_Extracted records:_

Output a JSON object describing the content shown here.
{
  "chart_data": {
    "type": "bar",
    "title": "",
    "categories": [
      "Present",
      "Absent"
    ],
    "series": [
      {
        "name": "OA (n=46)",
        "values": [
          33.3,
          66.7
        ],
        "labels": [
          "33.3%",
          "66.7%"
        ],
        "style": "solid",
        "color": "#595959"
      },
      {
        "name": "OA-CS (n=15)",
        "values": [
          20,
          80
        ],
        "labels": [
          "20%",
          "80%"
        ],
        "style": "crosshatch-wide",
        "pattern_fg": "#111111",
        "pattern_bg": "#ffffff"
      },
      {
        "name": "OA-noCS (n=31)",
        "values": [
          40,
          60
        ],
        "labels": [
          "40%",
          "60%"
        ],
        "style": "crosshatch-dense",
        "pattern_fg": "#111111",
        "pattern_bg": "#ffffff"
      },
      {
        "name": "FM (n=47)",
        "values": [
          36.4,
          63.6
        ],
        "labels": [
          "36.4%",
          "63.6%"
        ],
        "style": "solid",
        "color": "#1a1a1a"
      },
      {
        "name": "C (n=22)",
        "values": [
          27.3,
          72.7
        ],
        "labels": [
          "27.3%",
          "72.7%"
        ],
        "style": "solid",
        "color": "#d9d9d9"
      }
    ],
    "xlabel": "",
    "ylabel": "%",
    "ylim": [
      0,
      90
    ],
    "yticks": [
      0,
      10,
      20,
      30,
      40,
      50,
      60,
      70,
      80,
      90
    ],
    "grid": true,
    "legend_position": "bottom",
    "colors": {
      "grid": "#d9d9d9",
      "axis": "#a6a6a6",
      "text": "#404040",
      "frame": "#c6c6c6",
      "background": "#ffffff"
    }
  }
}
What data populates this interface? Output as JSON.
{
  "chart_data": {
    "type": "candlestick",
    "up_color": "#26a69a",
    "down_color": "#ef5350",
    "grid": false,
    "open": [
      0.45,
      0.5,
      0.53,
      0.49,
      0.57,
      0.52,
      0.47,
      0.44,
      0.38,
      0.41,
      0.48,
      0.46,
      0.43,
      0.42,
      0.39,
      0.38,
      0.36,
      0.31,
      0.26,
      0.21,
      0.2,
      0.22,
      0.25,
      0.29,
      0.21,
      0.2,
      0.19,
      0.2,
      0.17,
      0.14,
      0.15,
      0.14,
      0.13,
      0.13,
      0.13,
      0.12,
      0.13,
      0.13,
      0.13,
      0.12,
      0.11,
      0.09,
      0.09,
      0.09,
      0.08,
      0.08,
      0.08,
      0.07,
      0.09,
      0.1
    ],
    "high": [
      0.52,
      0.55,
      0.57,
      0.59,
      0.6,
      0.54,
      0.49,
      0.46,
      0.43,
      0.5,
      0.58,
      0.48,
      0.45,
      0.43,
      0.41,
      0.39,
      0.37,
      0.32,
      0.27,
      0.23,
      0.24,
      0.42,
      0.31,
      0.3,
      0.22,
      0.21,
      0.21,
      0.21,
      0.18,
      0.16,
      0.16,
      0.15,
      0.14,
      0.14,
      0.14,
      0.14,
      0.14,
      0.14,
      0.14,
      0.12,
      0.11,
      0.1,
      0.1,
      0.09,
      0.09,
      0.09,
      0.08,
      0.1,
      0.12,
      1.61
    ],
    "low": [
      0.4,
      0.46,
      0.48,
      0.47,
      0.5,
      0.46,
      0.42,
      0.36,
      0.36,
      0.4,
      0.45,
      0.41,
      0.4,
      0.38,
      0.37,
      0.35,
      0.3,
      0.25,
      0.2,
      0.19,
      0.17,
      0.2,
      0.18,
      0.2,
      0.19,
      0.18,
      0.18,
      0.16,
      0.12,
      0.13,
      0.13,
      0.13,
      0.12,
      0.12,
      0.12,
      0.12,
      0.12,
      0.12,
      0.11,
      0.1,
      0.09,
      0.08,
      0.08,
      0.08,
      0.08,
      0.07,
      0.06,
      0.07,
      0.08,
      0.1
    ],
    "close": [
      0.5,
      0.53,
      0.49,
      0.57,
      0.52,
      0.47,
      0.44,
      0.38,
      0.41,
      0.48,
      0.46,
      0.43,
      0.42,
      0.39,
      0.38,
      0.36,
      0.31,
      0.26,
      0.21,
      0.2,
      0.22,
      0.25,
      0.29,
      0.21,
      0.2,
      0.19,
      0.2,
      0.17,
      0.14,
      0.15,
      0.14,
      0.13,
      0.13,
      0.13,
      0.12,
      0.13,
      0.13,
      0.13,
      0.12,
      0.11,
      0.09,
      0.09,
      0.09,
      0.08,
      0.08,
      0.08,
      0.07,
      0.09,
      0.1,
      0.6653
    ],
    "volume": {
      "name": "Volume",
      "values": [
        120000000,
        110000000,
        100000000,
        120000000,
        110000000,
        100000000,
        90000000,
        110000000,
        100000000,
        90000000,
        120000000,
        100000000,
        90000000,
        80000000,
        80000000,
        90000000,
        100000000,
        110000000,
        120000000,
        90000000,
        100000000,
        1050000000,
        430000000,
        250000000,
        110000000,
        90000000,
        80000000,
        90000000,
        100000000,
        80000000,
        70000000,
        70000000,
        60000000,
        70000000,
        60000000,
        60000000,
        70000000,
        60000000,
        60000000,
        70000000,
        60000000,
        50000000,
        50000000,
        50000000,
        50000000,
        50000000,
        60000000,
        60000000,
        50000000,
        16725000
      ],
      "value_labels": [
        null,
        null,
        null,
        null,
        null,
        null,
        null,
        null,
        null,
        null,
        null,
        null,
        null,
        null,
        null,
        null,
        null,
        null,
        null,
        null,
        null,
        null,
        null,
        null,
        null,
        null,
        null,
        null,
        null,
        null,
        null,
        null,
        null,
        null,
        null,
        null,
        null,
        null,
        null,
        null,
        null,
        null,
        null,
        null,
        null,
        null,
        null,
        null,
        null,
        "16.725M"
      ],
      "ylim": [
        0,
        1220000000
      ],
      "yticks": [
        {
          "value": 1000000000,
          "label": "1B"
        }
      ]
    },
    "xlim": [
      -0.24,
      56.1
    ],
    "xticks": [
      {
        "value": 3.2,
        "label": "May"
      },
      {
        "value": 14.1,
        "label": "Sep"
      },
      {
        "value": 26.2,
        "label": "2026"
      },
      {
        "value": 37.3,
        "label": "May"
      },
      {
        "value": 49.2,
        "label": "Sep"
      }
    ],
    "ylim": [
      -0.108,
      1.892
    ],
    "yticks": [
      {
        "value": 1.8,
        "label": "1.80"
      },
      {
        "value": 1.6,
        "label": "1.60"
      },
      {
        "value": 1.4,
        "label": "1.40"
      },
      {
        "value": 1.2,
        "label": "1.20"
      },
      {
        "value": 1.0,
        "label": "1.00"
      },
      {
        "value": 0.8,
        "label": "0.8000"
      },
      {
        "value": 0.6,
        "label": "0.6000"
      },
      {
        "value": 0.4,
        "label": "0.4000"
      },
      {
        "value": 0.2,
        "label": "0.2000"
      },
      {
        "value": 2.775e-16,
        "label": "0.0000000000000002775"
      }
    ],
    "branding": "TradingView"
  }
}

_Task to carry out:_
Write all of the records out again exactly.

_Exercise solution:_
Output a JSON object describing the content shown here.
{
  "chart_data": {
    "type": "bar",
    "title": "",
    "categories": [
      "Present",
      "Absent"
    ],
    "series": [
      {
        "name": "OA (n=46)",
        "values": [
          33.3,
          66.7
        ],
        "labels": [
          "33.3%",
          "66.7%"
        ],
        "style": "solid",
        "color": "#595959"
      },
      {
        "name": "OA-CS (n=15)",
        "values": [
          20,
          80
        ],
        "labels": [
          "20%",
          "80%"
        ],
        "style": "crosshatch-wide",
        "pattern_fg": "#111111",
        "pattern_bg": "#ffffff"
      },
      {
        "name": "OA-noCS (n=31)",
        "values": [
          40,
          60
        ],
        "labels": [
          "40%",
          "60%"
        ],
        "style": "crosshatch-dense",
        "pattern_fg": "#111111",
        "pattern_bg": "#ffffff"
      },
      {
        "name": "FM (n=47)",
        "values": [
          36.4,
          63.6
        ],
        "labels": [
          "36.4%",
          "63.6%"
        ],
        "style": "solid",
        "color": "#1a1a1a"
      },
      {
        "name": "C (n=22)",
        "values": [
          27.3,
          72.7
        ],
        "labels": [
          "27.3%",
          "72.7%"
        ],
        "style": "solid",
        "color": "#d9d9d9"
      }
    ],
    "xlabel": "",
    "ylabel": "%",
    "ylim": [
      0,
      90
    ],
    "yticks": [
      0,
      10,
      20,
      30,
      40,
      50,
      60,
      70,
      80,
      90
    ],
    "grid": true,
    "legend_position": "bottom",
    "colors": {
      "grid": "#d9d9d9",
      "axis": "#a6a6a6",
      "text": "#404040",
      "frame": "#c6c6c6",
      "background": "#ffffff"
    }
  }
}
What data populates this interface? Output as JSON.
{
  "chart_data": {
    "type": "candlestick",
    "up_color": "#26a69a",
    "down_color": "#ef5350",
    "grid": false,
    "open": [
      0.45,
      0.5,
      0.53,
      0.49,
      0.57,
      0.52,
      0.47,
      0.44,
      0.38,
      0.41,
      0.48,
      0.46,
      0.43,
      0.42,
      0.39,
      0.38,
      0.36,
      0.31,
      0.26,
      0.21,
      0.2,
      0.22,
      0.25,
      0.29,
      0.21,
      0.2,
      0.19,
      0.2,
      0.17,
      0.14,
      0.15,
      0.14,
      0.13,
      0.13,
      0.13,
      0.12,
      0.13,
      0.13,
      0.13,
      0.12,
      0.11,
      0.09,
      0.09,
      0.09,
      0.08,
      0.08,
      0.08,
      0.07,
      0.09,
      0.1
    ],
    "high": [
      0.52,
      0.55,
      0.57,
      0.59,
      0.6,
      0.54,
      0.49,
      0.46,
      0.43,
      0.5,
      0.58,
      0.48,
      0.45,
      0.43,
      0.41,
      0.39,
      0.37,
      0.32,
      0.27,
      0.23,
      0.24,
      0.42,
      0.31,
      0.3,
      0.22,
      0.21,
      0.21,
      0.21,
      0.18,
      0.16,
      0.16,
      0.15,
      0.14,
      0.14,
      0.14,
      0.14,
      0.14,
      0.14,
      0.14,
      0.12,
      0.11,
      0.1,
      0.1,
      0.09,
      0.09,
      0.09,
      0.08,
      0.1,
      0.12,
      1.61
    ],
    "low": [
      0.4,
      0.46,
      0.48,
      0.47,
      0.5,
      0.46,
      0.42,
      0.36,
      0.36,
      0.4,
      0.45,
      0.41,
      0.4,
      0.38,
      0.37,
      0.35,
      0.3,
      0.25,
      0.2,
      0.19,
      0.17,
      0.2,
      0.18,
      0.2,
      0.19,
      0.18,
      0.18,
      0.16,
      0.12,
      0.13,
      0.13,
      0.13,
      0.12,
      0.12,
      0.12,
      0.12,
      0.12,
      0.12,
      0.11,
      0.1,
      0.09,
      0.08,
      0.08,
      0.08,
      0.08,
      0.07,
      0.06,
      0.07,
      0.08,
      0.1
    ],
    "close": [
      0.5,
      0.53,
      0.49,
      0.57,
      0.52,
      0.47,
      0.44,
      0.38,
      0.41,
      0.48,
      0.46,
      0.43,
      0.42,
      0.39,
      0.38,
      0.36,
      0.31,
      0.26,
      0.21,
      0.2,
      0.22,
      0.25,
      0.29,
      0.21,
      0.2,
      0.19,
      0.2,
      0.17,
      0.14,
      0.15,
      0.14,
      0.13,
      0.13,
      0.13,
      0.12,
      0.13,
      0.13,
      0.13,
      0.12,
      0.11,
      0.09,
      0.09,
      0.09,
      0.08,
      0.08,
      0.08,
      0.07,
      0.09,
      0.1,
      0.6653
    ],
    "volume": {
      "name": "Volume",
      "values": [
        120000000,
        110000000,
        100000000,
        120000000,
        110000000,
        100000000,
        90000000,
        110000000,
        100000000,
        90000000,
        120000000,
        100000000,
        90000000,
        80000000,
        80000000,
        90000000,
        100000000,
        110000000,
        120000000,
        90000000,
        100000000,
        1050000000,
        430000000,
        250000000,
        110000000,
        90000000,
        80000000,
        90000000,
        100000000,
        80000000,
        70000000,
        70000000,
        60000000,
        70000000,
        60000000,
        60000000,
        70000000,
        60000000,
        60000000,
        70000000,
        60000000,
        50000000,
        50000000,
        50000000,
        50000000,
        50000000,
        60000000,
        60000000,
        50000000,
        16725000
      ],
      "value_labels": [
        null,
        null,
        null,
        null,
        null,
        null,
        null,
        null,
        null,
        null,
        null,
        null,
        null,
        null,
        null,
        null,
        null,
        null,
        null,
        null,
        null,
        null,
        null,
        null,
        null,
        null,
        null,
        null,
        null,
        null,
        null,
        null,
        null,
        null,
        null,
        null,
        null,
        null,
        null,
        null,
        null,
        null,
        null,
        null,
        null,
        null,
        null,
        null,
        null,
        "16.725M"
      ],
      "ylim": [
        0,
        1220000000
      ],
      "yticks": [
        {
          "value": 1000000000,
          "label": "1B"
        }
      ]
    },
    "xlim": [
      -0.24,
      56.1
    ],
    "xticks": [
      {
        "value": 3.2,
        "label": "May"
      },
      {
        "value": 14.1,
        "label": "Sep"
      },
      {
        "value": 26.2,
        "label": "2026"
      },
      {
        "value": 37.3,
        "label": "May"
      },
      {
        "value": 49.2,
        "label": "Sep"
      }
    ],
    "ylim": [
      -0.108,
      1.892
    ],
    "yticks": [
      {
        "value": 1.8,
        "label": "1.80"
      },
      {
        "value": 1.6,
        "label": "1.60"
      },
      {
        "value": 1.4,
        "label": "1.40"
      },
      {
        "value": 1.2,
        "label": "1.20"
      },
      {
        "value": 1.0,
        "label": "1.00"
      },
      {
        "value": 0.8,
        "label": "0.8000"
      },
      {
        "value": 0.6,
        "label": "0.6000"
      },
      {
        "value": 0.4,
        "label": "0.4000"
      },
      {
        "value": 0.2,
        "label": "0.2000"
      },
      {
        "value": 2.775e-16,
        "label": "0.0000000000000002775"
      }
    ],
    "branding": "TradingView"
  }
}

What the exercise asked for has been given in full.